• Exercise details:
In the records below, pick out all lines containing the word "this".
━━━━━ Given data ━━━━━
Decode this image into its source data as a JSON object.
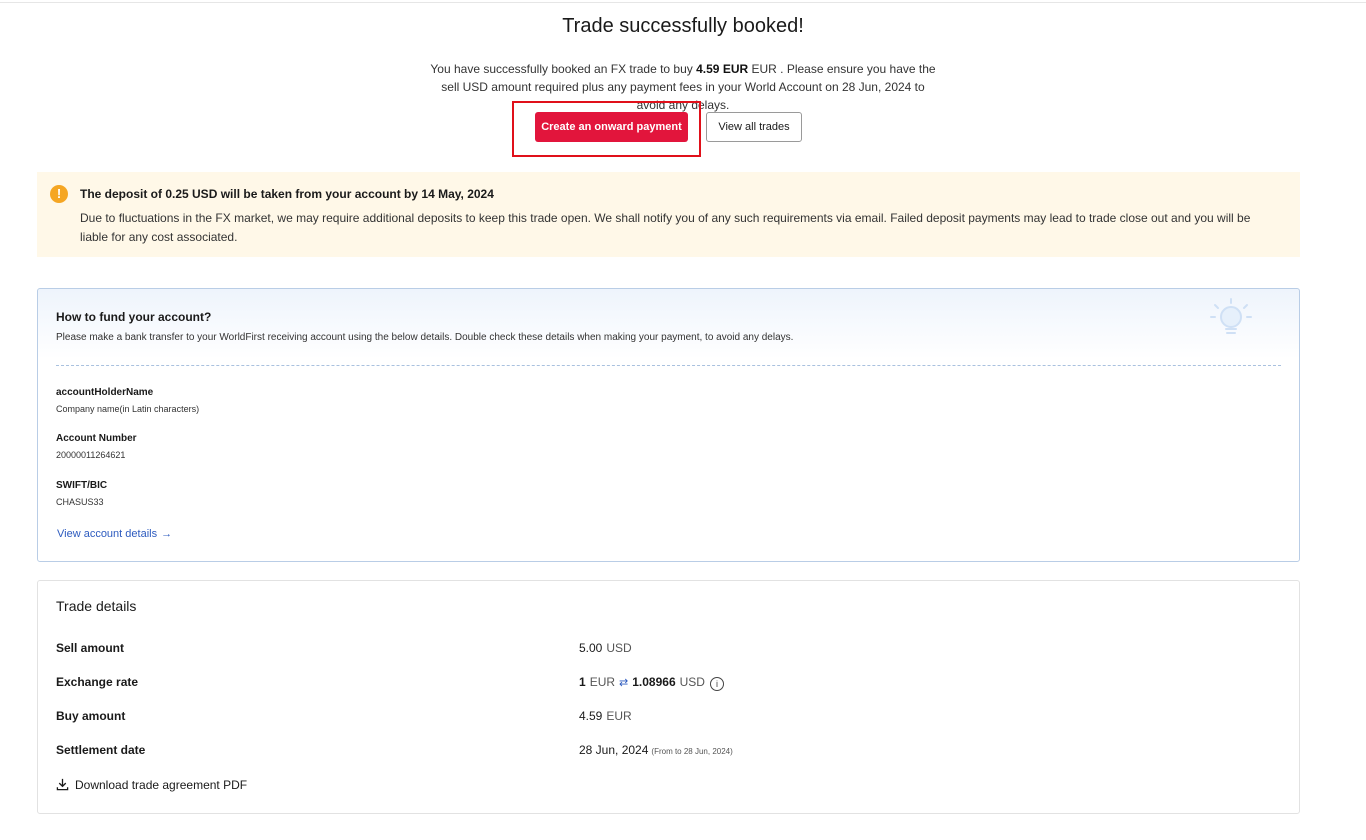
{
  "hero": {
    "title": "Trade successfully booked!",
    "msg_part1": "You have successfully booked an FX trade to buy ",
    "msg_bold": "4.59 EUR",
    "msg_part2": " EUR . Please ensure you have the sell USD amount required plus any payment fees in your World Account on 28 Jun, 2024 to avoid any delays.",
    "primary_button": "Create an onward payment",
    "secondary_button": "View all trades",
    "highlight_color": "#e0101a",
    "primary_color": "#e2153c"
  },
  "notice": {
    "icon": "exclamation-icon",
    "icon_glyph": "!",
    "title": "The deposit of 0.25 USD will be taken from your account by 14 May, 2024",
    "body": "Due to fluctuations in the FX market, we may require additional deposits to keep this trade open. We shall notify you of any such requirements via email. Failed deposit payments may lead to trade close out and you will be liable for any cost associated.",
    "icon_color": "#f5a623",
    "background": "#fff8e8"
  },
  "fund": {
    "title": "How to fund your account?",
    "description": "Please make a bank transfer to your WorldFirst receiving account using the below details. Double check these details when making your payment, to avoid any delays.",
    "icon": "lightbulb-icon",
    "fields": [
      {
        "label": "accountHolderName",
        "value": "Company name(in Latin characters)"
      },
      {
        "label": "Account Number",
        "value": "20000011264621"
      },
      {
        "label": "SWIFT/BIC",
        "value": "CHASUS33"
      }
    ],
    "link_label": "View account details",
    "link_arrow": "→",
    "link_color": "#2d5bbf"
  },
  "trade": {
    "title": "Trade details",
    "sell": {
      "label": "Sell amount",
      "amount": "5.00",
      "currency": "USD"
    },
    "rate": {
      "label": "Exchange rate",
      "base_amount": "1",
      "base_currency": "EUR",
      "swap_icon": "⇄",
      "rate_value": "1.08966",
      "quote_currency": "USD",
      "info_glyph": "i"
    },
    "buy": {
      "label": "Buy amount",
      "amount": "4.59",
      "currency": "EUR"
    },
    "settlement": {
      "label": "Settlement date",
      "date": "28 Jun, 2024",
      "note": "(From to 28 Jun, 2024)"
    },
    "download_label": "Download trade agreement PDF",
    "download_icon": "download-icon"
  }
}
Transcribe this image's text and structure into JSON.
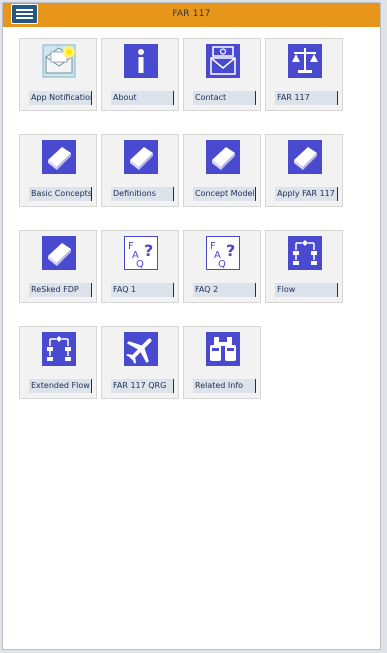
{
  "header": {
    "title": "FAR 117",
    "menu_icon": "hamburger-menu-icon"
  },
  "colors": {
    "header": "#e8951c",
    "icon_bg": "#4a4ad0",
    "label_text": "#1c2c55"
  },
  "tiles": [
    {
      "label": "App Notifications",
      "icon": "envelope-notification-icon"
    },
    {
      "label": "About",
      "icon": "info-icon"
    },
    {
      "label": "Contact",
      "icon": "mail-contact-icon"
    },
    {
      "label": "FAR 117",
      "icon": "scales-icon"
    },
    {
      "label": "Basic Concepts",
      "icon": "book-icon"
    },
    {
      "label": "Definitions",
      "icon": "book-icon"
    },
    {
      "label": "Concept Model",
      "icon": "book-icon"
    },
    {
      "label": "Apply FAR 117",
      "icon": "book-icon"
    },
    {
      "label": "ReSked FDP",
      "icon": "book-icon"
    },
    {
      "label": "FAQ 1",
      "icon": "faq-icon"
    },
    {
      "label": "FAQ 2",
      "icon": "faq-icon"
    },
    {
      "label": "Flow",
      "icon": "flowchart-icon"
    },
    {
      "label": "Extended Flow",
      "icon": "flowchart-icon"
    },
    {
      "label": "FAR 117 QRG",
      "icon": "airplane-icon"
    },
    {
      "label": "Related Info",
      "icon": "binoculars-icon"
    }
  ]
}
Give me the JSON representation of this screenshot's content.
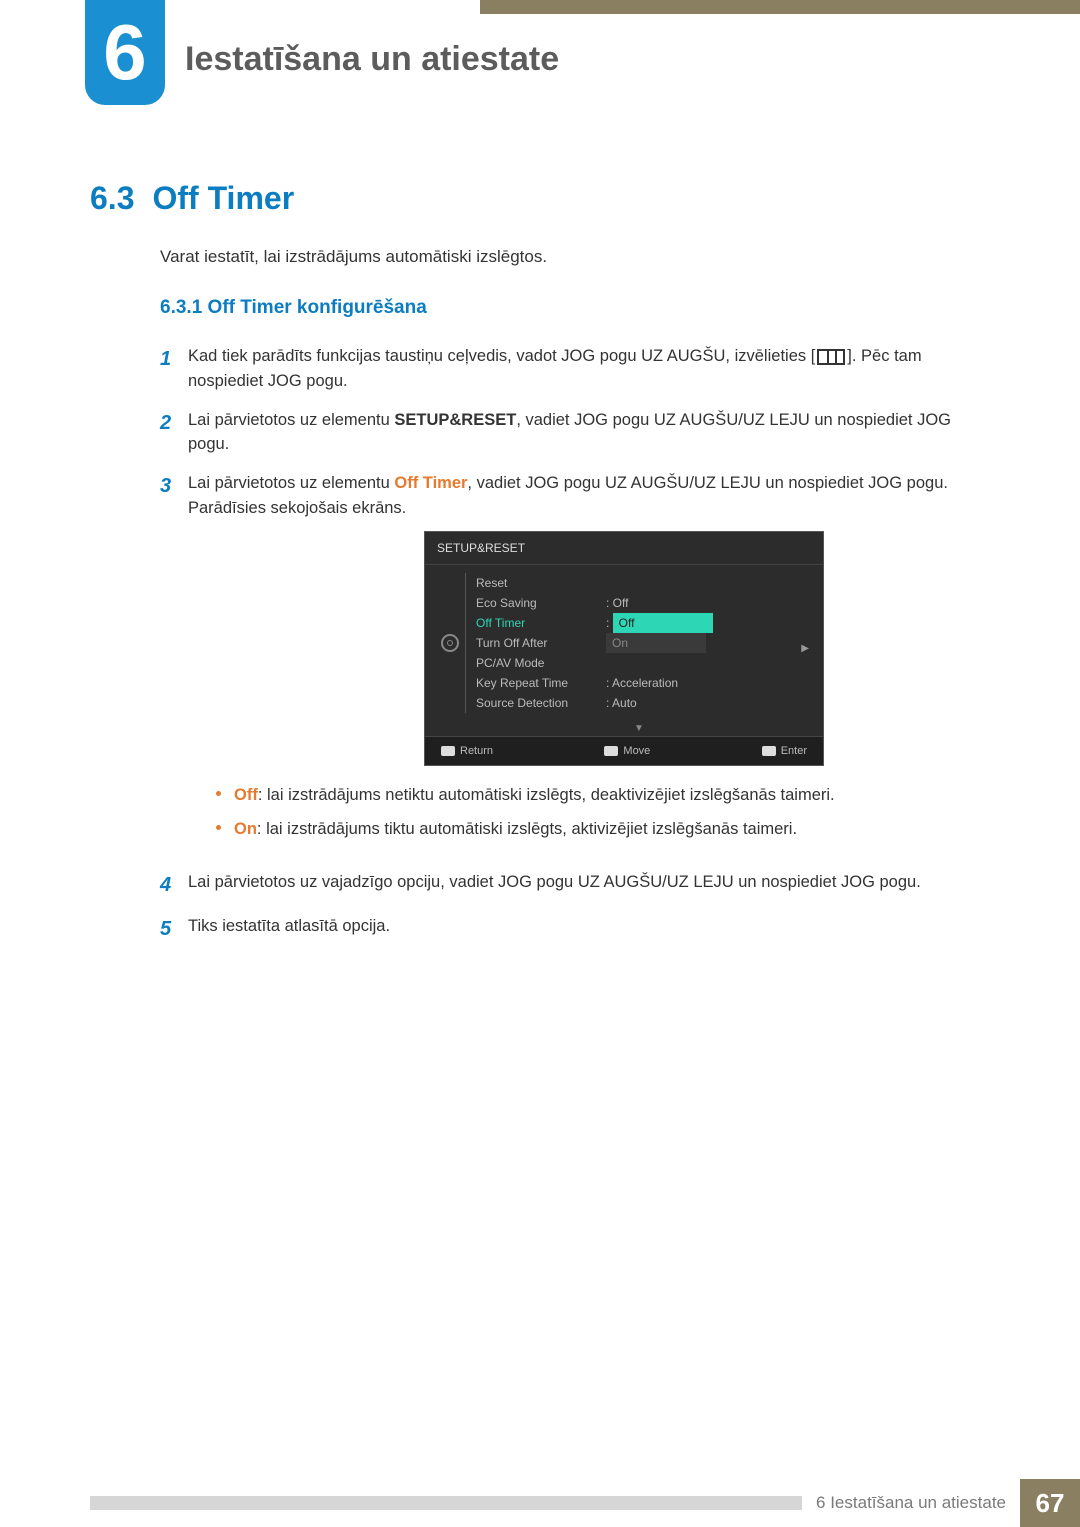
{
  "chapter": {
    "number": "6",
    "title": "Iestatīšana un atiestate"
  },
  "section": {
    "number": "6.3",
    "title": "Off Timer"
  },
  "intro": "Varat iestatīt, lai izstrādājums automātiski izslēgtos.",
  "subsection": {
    "number": "6.3.1",
    "title": "Off Timer konfigurēšana"
  },
  "steps": {
    "s1": {
      "num": "1",
      "part_a": "Kad tiek parādīts funkcijas taustiņu ceļvedis, vadot JOG pogu UZ AUGŠU, izvēlieties [",
      "part_b": "]. Pēc tam nospiediet JOG pogu."
    },
    "s2": {
      "num": "2",
      "pre": "Lai pārvietotos uz elementu ",
      "emph": "SETUP&RESET",
      "post": ", vadiet JOG pogu UZ AUGŠU/UZ LEJU un nospiediet JOG pogu."
    },
    "s3": {
      "num": "3",
      "pre": "Lai pārvietotos uz elementu ",
      "emph": "Off Timer",
      "post": ", vadiet JOG pogu UZ AUGŠU/UZ LEJU un nospiediet JOG pogu. Parādīsies sekojošais ekrāns."
    },
    "s4": {
      "num": "4",
      "text": "Lai pārvietotos uz vajadzīgo opciju, vadiet JOG pogu UZ AUGŠU/UZ LEJU un nospiediet JOG pogu."
    },
    "s5": {
      "num": "5",
      "text": "Tiks iestatīta atlasītā opcija."
    }
  },
  "bullets": {
    "off": {
      "key": "Off",
      "text": ": lai izstrādājums netiktu automātiski izslēgts, deaktivizējiet izslēgšanās taimeri."
    },
    "on": {
      "key": "On",
      "text": ": lai izstrādājums tiktu automātiski izslēgts, aktivizējiet izslēgšanās taimeri."
    }
  },
  "osd": {
    "title": "SETUP&RESET",
    "items": {
      "reset": {
        "label": "Reset",
        "val": ""
      },
      "eco": {
        "label": "Eco Saving",
        "val": "Off"
      },
      "offtimer": {
        "label": "Off Timer",
        "sel": "Off",
        "alt": "On"
      },
      "turnoff": {
        "label": "Turn Off After",
        "val": ""
      },
      "pcav": {
        "label": "PC/AV Mode",
        "val": ""
      },
      "keyr": {
        "label": "Key Repeat Time",
        "val": "Acceleration"
      },
      "srcdet": {
        "label": "Source Detection",
        "val": "Auto"
      }
    },
    "footer": {
      "return": "Return",
      "move": "Move",
      "enter": "Enter"
    }
  },
  "footer": {
    "label": "6 Iestatīšana un atiestate",
    "page": "67"
  }
}
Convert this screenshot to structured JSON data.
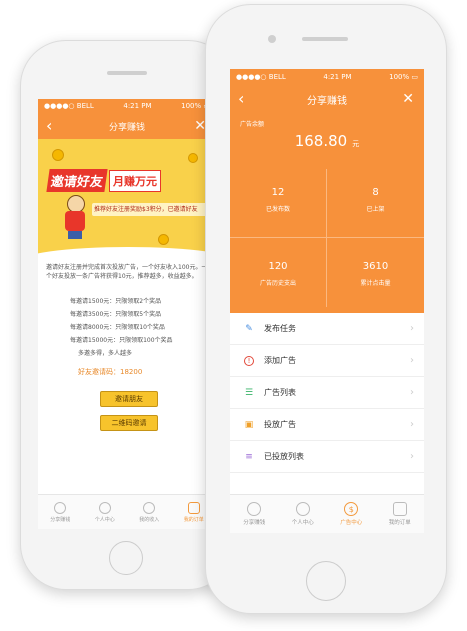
{
  "colors": {
    "accent": "#f7913b",
    "banner_yellow": "#f9d14a",
    "button_yellow": "#f7c32c",
    "highlight": "#e8892a"
  },
  "status": {
    "carrier": "BELL",
    "time": "4:21 PM",
    "battery": "100%",
    "wifi_icon": "wifi-icon"
  },
  "left_phone": {
    "nav": {
      "title": "分享赚钱",
      "back_icon": "back-arrow-icon",
      "close_icon": "close-icon"
    },
    "banner": {
      "headline_a": "邀请好友",
      "headline_b": "月赚万元",
      "subline": "推荐好友注册奖励$3积分，已邀请好友",
      "mascot_icon": "mascot-illustration"
    },
    "intro": "邀请好友注册并完成首次投放广告，一个好友收入100元。一个好友投放一条广告将获得10元，推荐越多，收益越多。",
    "rules": [
      "每邀请1500元：只限领取2个奖品",
      "每邀请3500元：只限领取5个奖品",
      "每邀请8000元：只限领取10个奖品",
      "每邀请15000元：只限领取100个奖品",
      "多邀多得，多人越多"
    ],
    "total_label": "好友邀请码",
    "total_value": "18200",
    "buttons": [
      "邀请朋友",
      "二维码邀请"
    ],
    "tabs": [
      {
        "label": "分享赚钱",
        "icon": "share-icon"
      },
      {
        "label": "个人中心",
        "icon": "person-icon"
      },
      {
        "label": "我的收入",
        "icon": "money-icon"
      },
      {
        "label": "我的订单",
        "icon": "bag-icon"
      }
    ],
    "active_tab": 3
  },
  "right_phone": {
    "nav": {
      "title": "分享赚钱",
      "back_icon": "back-arrow-icon",
      "close_icon": "close-icon"
    },
    "balance_label": "广告余额",
    "balance_value": "168.80",
    "balance_unit": "元",
    "stats": [
      {
        "value": "12",
        "label": "已发布数"
      },
      {
        "value": "8",
        "label": "已上架"
      },
      {
        "value": "120",
        "label": "广告历史支出"
      },
      {
        "value": "3610",
        "label": "累计点击量"
      }
    ],
    "menu": [
      {
        "label": "发布任务",
        "icon": "edit-icon",
        "color": "#4a8fe0"
      },
      {
        "label": "添加广告",
        "icon": "alert-icon",
        "color": "#e2483a"
      },
      {
        "label": "广告列表",
        "icon": "list-icon",
        "color": "#3ab36a"
      },
      {
        "label": "投放广告",
        "icon": "megaphone-icon",
        "color": "#f0a029"
      },
      {
        "label": "已投放列表",
        "icon": "stack-icon",
        "color": "#9b6bd6"
      }
    ],
    "tabs": [
      {
        "label": "分享赚钱",
        "icon": "share-icon"
      },
      {
        "label": "个人中心",
        "icon": "person-icon"
      },
      {
        "label": "广告中心",
        "icon": "dollar-icon"
      },
      {
        "label": "我的订单",
        "icon": "bag-icon"
      }
    ],
    "active_tab": 2
  }
}
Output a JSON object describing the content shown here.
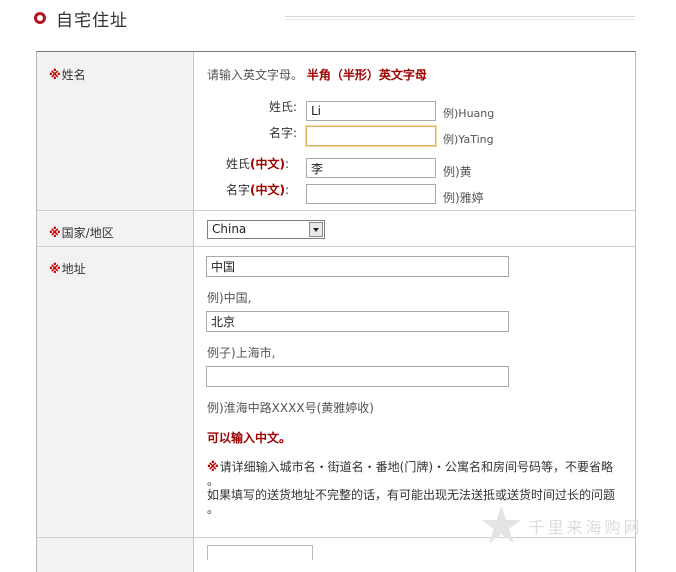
{
  "header": {
    "title": "自宅住址"
  },
  "required_mark": "※",
  "name_row": {
    "label": "姓名",
    "note_plain": "请输入英文字母。",
    "note_red": "半角（半形）英文字母",
    "fields": [
      {
        "label": "姓氏:",
        "value": "Li",
        "example": "例)Huang"
      },
      {
        "label": "名字:",
        "value": "",
        "example": "例)YaTing"
      }
    ],
    "cn_fields": [
      {
        "label_pre": "姓氏",
        "label_red": "(中文)",
        "label_post": ":",
        "value": "李",
        "example": "例)黄"
      },
      {
        "label_pre": "名字",
        "label_red": "(中文)",
        "label_post": ":",
        "value": "",
        "example": "例)雅婷"
      }
    ]
  },
  "country_row": {
    "label": "国家/地区",
    "selected": "China"
  },
  "address_row": {
    "label": "地址",
    "field1_value": "中国",
    "example1": "例)中国,",
    "field2_value": "北京",
    "example2": "例子)上海市,",
    "field3_value": "",
    "example3": "例)淮海中路XXXX号(黄雅婷收)",
    "chinese_ok": "可以输入中文。",
    "warn_mark": "※",
    "warn_line1": "请详细输入城市名・街道名・番地(门牌)・公寓名和房间号码等，不要省略",
    "warn_line1_end": "。",
    "warn_line2": "如果填写的送货地址不完整的话，有可能出现无法送抵或送货时间过长的问题",
    "warn_line2_end": "。"
  },
  "watermark": {
    "icon": "star-icon",
    "text": "千里来海购网"
  }
}
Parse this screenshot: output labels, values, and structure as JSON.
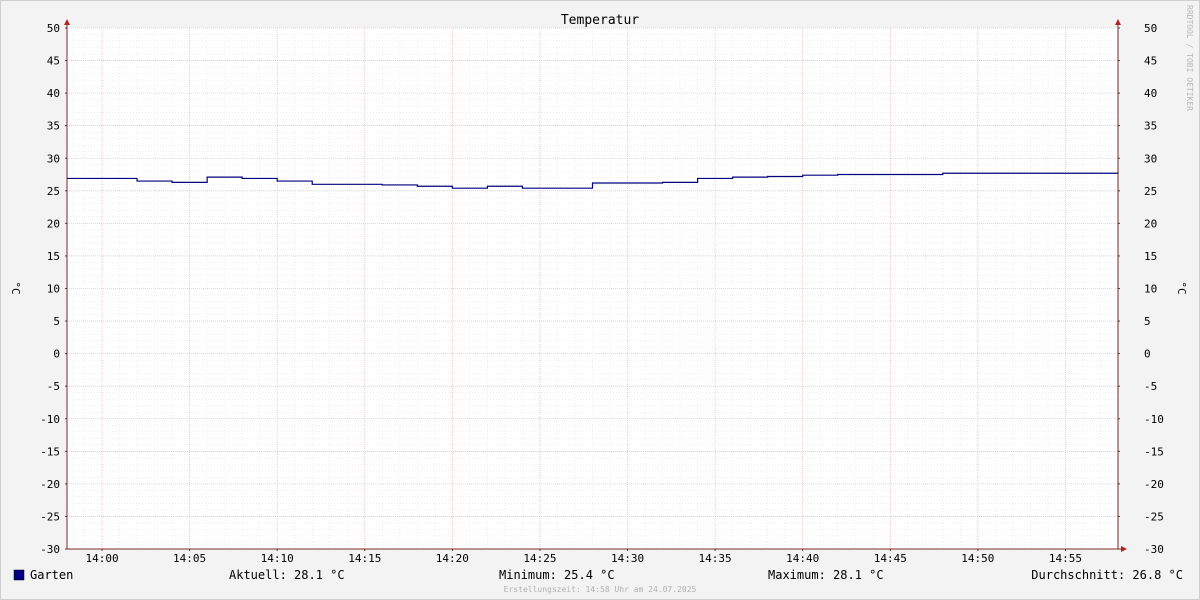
{
  "chart_data": {
    "type": "line",
    "title": "Temperatur",
    "ylabel": "°C",
    "ylabel_right": "°C",
    "ylim": [
      -30,
      50
    ],
    "xlim": [
      "13:58",
      "14:58"
    ],
    "grid": true,
    "y_ticks": [
      50,
      45,
      40,
      35,
      30,
      25,
      20,
      15,
      10,
      5,
      0,
      -5,
      -10,
      -15,
      -20,
      -25,
      -30
    ],
    "x_ticks": [
      "14:00",
      "14:05",
      "14:10",
      "14:15",
      "14:20",
      "14:25",
      "14:30",
      "14:35",
      "14:40",
      "14:45",
      "14:50",
      "14:55"
    ],
    "series": [
      {
        "name": "Garten",
        "color": "#000080",
        "x": [
          "13:58",
          "14:02",
          "14:04",
          "14:06",
          "14:08",
          "14:10",
          "14:12",
          "14:16",
          "14:18",
          "14:20",
          "14:22",
          "14:24",
          "14:28",
          "14:32",
          "14:34",
          "14:36",
          "14:38",
          "14:40",
          "14:42",
          "14:48",
          "14:58"
        ],
        "values": [
          26.9,
          26.5,
          26.3,
          27.1,
          26.9,
          26.5,
          26.0,
          25.9,
          25.7,
          25.4,
          25.7,
          25.4,
          26.2,
          26.3,
          26.9,
          27.1,
          27.2,
          27.4,
          27.5,
          27.7,
          28.0
        ]
      }
    ]
  },
  "legend": {
    "series_label": "Garten",
    "series_color": "#000080",
    "current": "Aktuell: 28.1 °C",
    "minimum": "Minimum: 25.4 °C",
    "maximum": "Maximum: 28.1 °C",
    "average": "Durchschnitt: 26.8 °C"
  },
  "footer": "Erstellungszeit: 14:58 Uhr am 24.07.2025",
  "watermark": "RRDTOOL / TOBI OETIKER",
  "colors": {
    "plot_bg": "#ffffff",
    "grid_minor": "#dcdcdc",
    "grid_major_x": "#f0b4b4",
    "axis": "#7a2a2a",
    "arrow": "#b22222"
  }
}
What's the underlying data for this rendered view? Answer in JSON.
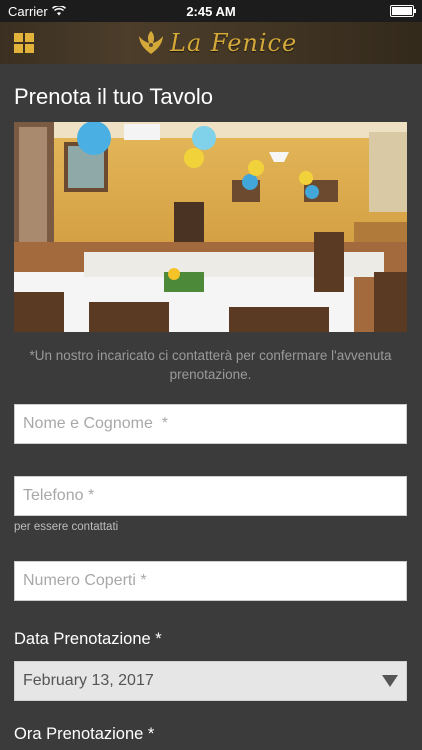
━━━━━
• Written answer:
Decode this image into its source data as a JSON object.
    "body": "Due to fluctuations in the FX market, we may require additional deposits to keep this trade open. We shall notify you of any such requirements via email. Failed deposit payments may lead to trade close out and you will be liable for any cost associated.",
Transcribe this image's text and structure into JSON.
Give me the JSON representation of this screenshot's content.
Convert this screenshot to structured JSON data.
Parse this screenshot: output labels, values, and structure as JSON.
What's the underlying data for this rendered view? Answer in JSON.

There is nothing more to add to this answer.